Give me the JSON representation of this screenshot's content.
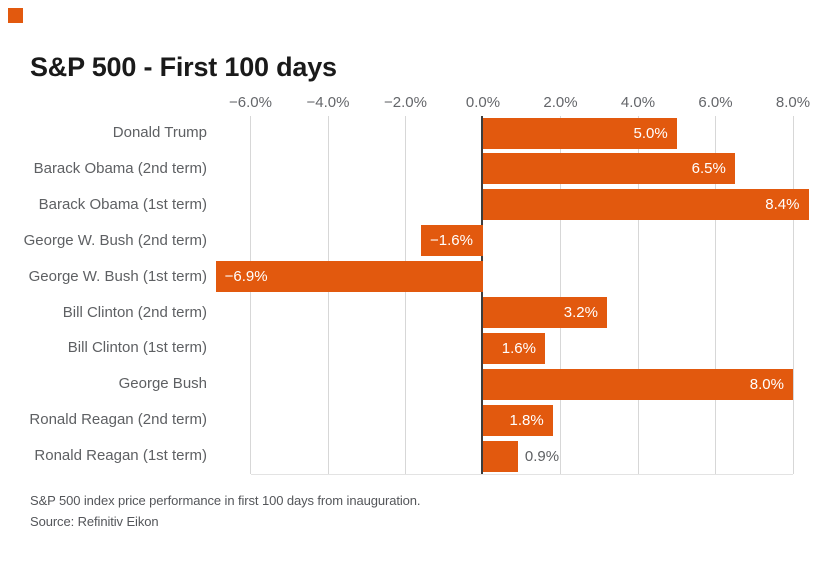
{
  "brand": {
    "logo_color": "#E2590E"
  },
  "header": {
    "title": "S&P 500 - First 100 days"
  },
  "chart_data": {
    "type": "bar",
    "orientation": "horizontal",
    "title": "S&P 500 - First 100 days",
    "xlabel": "",
    "ylabel": "",
    "xlim": [
      -7.05,
      9.0
    ],
    "grid": true,
    "bar_color": "#E2590E",
    "categories": [
      "Donald Trump",
      "Barack Obama (2nd term)",
      "Barack Obama (1st term)",
      "George W. Bush (2nd term)",
      "George W. Bush (1st term)",
      "Bill Clinton (2nd term)",
      "Bill Clinton (1st term)",
      "George Bush",
      "Ronald Reagan (2nd term)",
      "Ronald Reagan (1st term)"
    ],
    "values": [
      5.0,
      6.5,
      8.4,
      -1.6,
      -6.9,
      3.2,
      1.6,
      8.0,
      1.8,
      0.9
    ],
    "value_labels": [
      "5.0%",
      "6.5%",
      "8.4%",
      "−1.6%",
      "−6.9%",
      "3.2%",
      "1.6%",
      "8.0%",
      "1.8%",
      "0.9%"
    ],
    "value_label_placement": [
      "inside",
      "inside",
      "inside",
      "inside",
      "inside",
      "inside",
      "inside",
      "inside",
      "inside",
      "outside"
    ],
    "x_ticks": [
      {
        "value": -6,
        "label": "−6.0%"
      },
      {
        "value": -4,
        "label": "−4.0%"
      },
      {
        "value": -2,
        "label": "−2.0%"
      },
      {
        "value": 0,
        "label": "0.0%"
      },
      {
        "value": 2,
        "label": "2.0%"
      },
      {
        "value": 4,
        "label": "4.0%"
      },
      {
        "value": 6,
        "label": "6.0%"
      },
      {
        "value": 8,
        "label": "8.0%"
      }
    ]
  },
  "footer": {
    "note": "S&P 500 index price performance in first 100 days from inauguration.",
    "source": "Source: Refinitiv Eikon"
  }
}
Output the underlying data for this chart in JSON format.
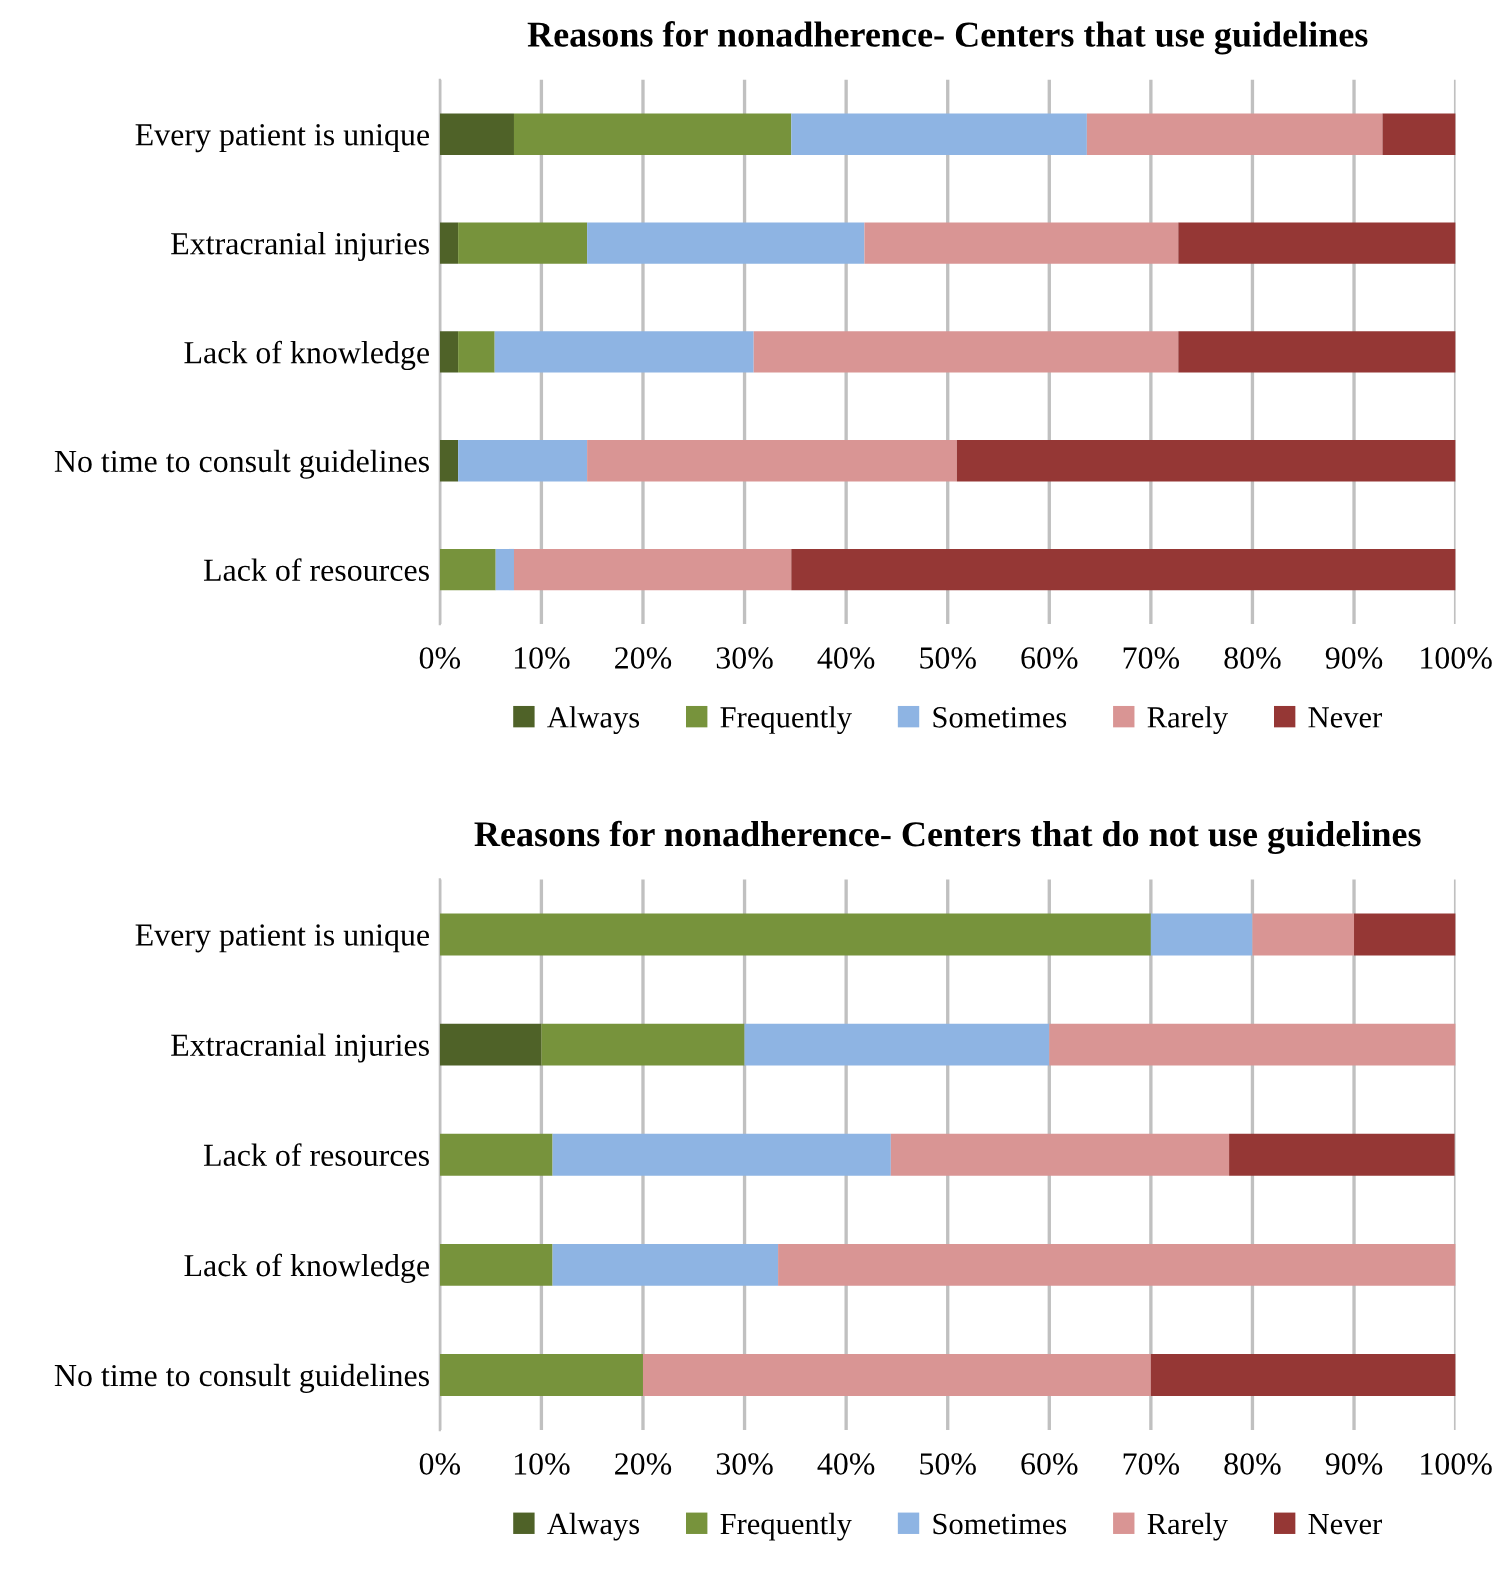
{
  "chart_data": [
    {
      "type": "bar",
      "orientation": "horizontal",
      "stacked": true,
      "title": "Reasons for nonadherence- Centers that use guidelines",
      "categories": [
        "Every patient is unique",
        "Extracranial injuries",
        "Lack of knowledge",
        "No time to consult guidelines",
        "Lack of resources"
      ],
      "series": [
        {
          "name": "Always",
          "color": "#4f6228",
          "values": [
            7.3,
            1.8,
            1.8,
            1.8,
            0
          ]
        },
        {
          "name": "Frequently",
          "color": "#77933c",
          "values": [
            27.3,
            12.7,
            3.6,
            0,
            5.5
          ]
        },
        {
          "name": "Sometimes",
          "color": "#8eb4e3",
          "values": [
            29.1,
            27.3,
            25.5,
            12.7,
            1.8
          ]
        },
        {
          "name": "Rarely",
          "color": "#d99594",
          "values": [
            29.1,
            30.9,
            41.8,
            36.4,
            27.3
          ]
        },
        {
          "name": "Never",
          "color": "#953735",
          "values": [
            7.2,
            27.3,
            27.3,
            49.1,
            65.4
          ]
        }
      ],
      "xlim": [
        0,
        100
      ],
      "xticks": [
        {
          "value": 0,
          "label": "0%"
        },
        {
          "value": 10,
          "label": "10%"
        },
        {
          "value": 20,
          "label": "20%"
        },
        {
          "value": 30,
          "label": "30%"
        },
        {
          "value": 40,
          "label": "40%"
        },
        {
          "value": 50,
          "label": "50%"
        },
        {
          "value": 60,
          "label": "60%"
        },
        {
          "value": 70,
          "label": "70%"
        },
        {
          "value": 80,
          "label": "80%"
        },
        {
          "value": 90,
          "label": "90%"
        },
        {
          "value": 100,
          "label": "100%"
        }
      ],
      "grid": "x",
      "legend": "bottom"
    },
    {
      "type": "bar",
      "orientation": "horizontal",
      "stacked": true,
      "title": "Reasons for nonadherence- Centers that do not use guidelines",
      "categories": [
        "Every patient is unique",
        "Extracranial injuries",
        "Lack of resources",
        "Lack of knowledge",
        "No time to consult guidelines"
      ],
      "series": [
        {
          "name": "Always",
          "color": "#4f6228",
          "values": [
            0,
            10,
            0,
            0,
            0
          ]
        },
        {
          "name": "Frequently",
          "color": "#77933c",
          "values": [
            70,
            20,
            11.1,
            11.1,
            20
          ]
        },
        {
          "name": "Sometimes",
          "color": "#8eb4e3",
          "values": [
            10,
            30,
            33.3,
            22.2,
            0
          ]
        },
        {
          "name": "Rarely",
          "color": "#d99594",
          "values": [
            10,
            40,
            33.3,
            66.7,
            50
          ]
        },
        {
          "name": "Never",
          "color": "#953735",
          "values": [
            10,
            0,
            22.2,
            0,
            30
          ]
        }
      ],
      "xlim": [
        0,
        100
      ],
      "xticks": [
        {
          "value": 0,
          "label": "0%"
        },
        {
          "value": 10,
          "label": "10%"
        },
        {
          "value": 20,
          "label": "20%"
        },
        {
          "value": 30,
          "label": "30%"
        },
        {
          "value": 40,
          "label": "40%"
        },
        {
          "value": 50,
          "label": "50%"
        },
        {
          "value": 60,
          "label": "60%"
        },
        {
          "value": 70,
          "label": "70%"
        },
        {
          "value": 80,
          "label": "80%"
        },
        {
          "value": 90,
          "label": "90%"
        },
        {
          "value": 100,
          "label": "100%"
        }
      ],
      "grid": "x",
      "legend": "bottom"
    }
  ]
}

● WHAT NEEDS TO BE DONE: Set out every line from the material that contains the string "Reagan".

● TASK RESPONSE:
      "Ronald Reagan (2nd term)",
      "Ronald Reagan (1st term)"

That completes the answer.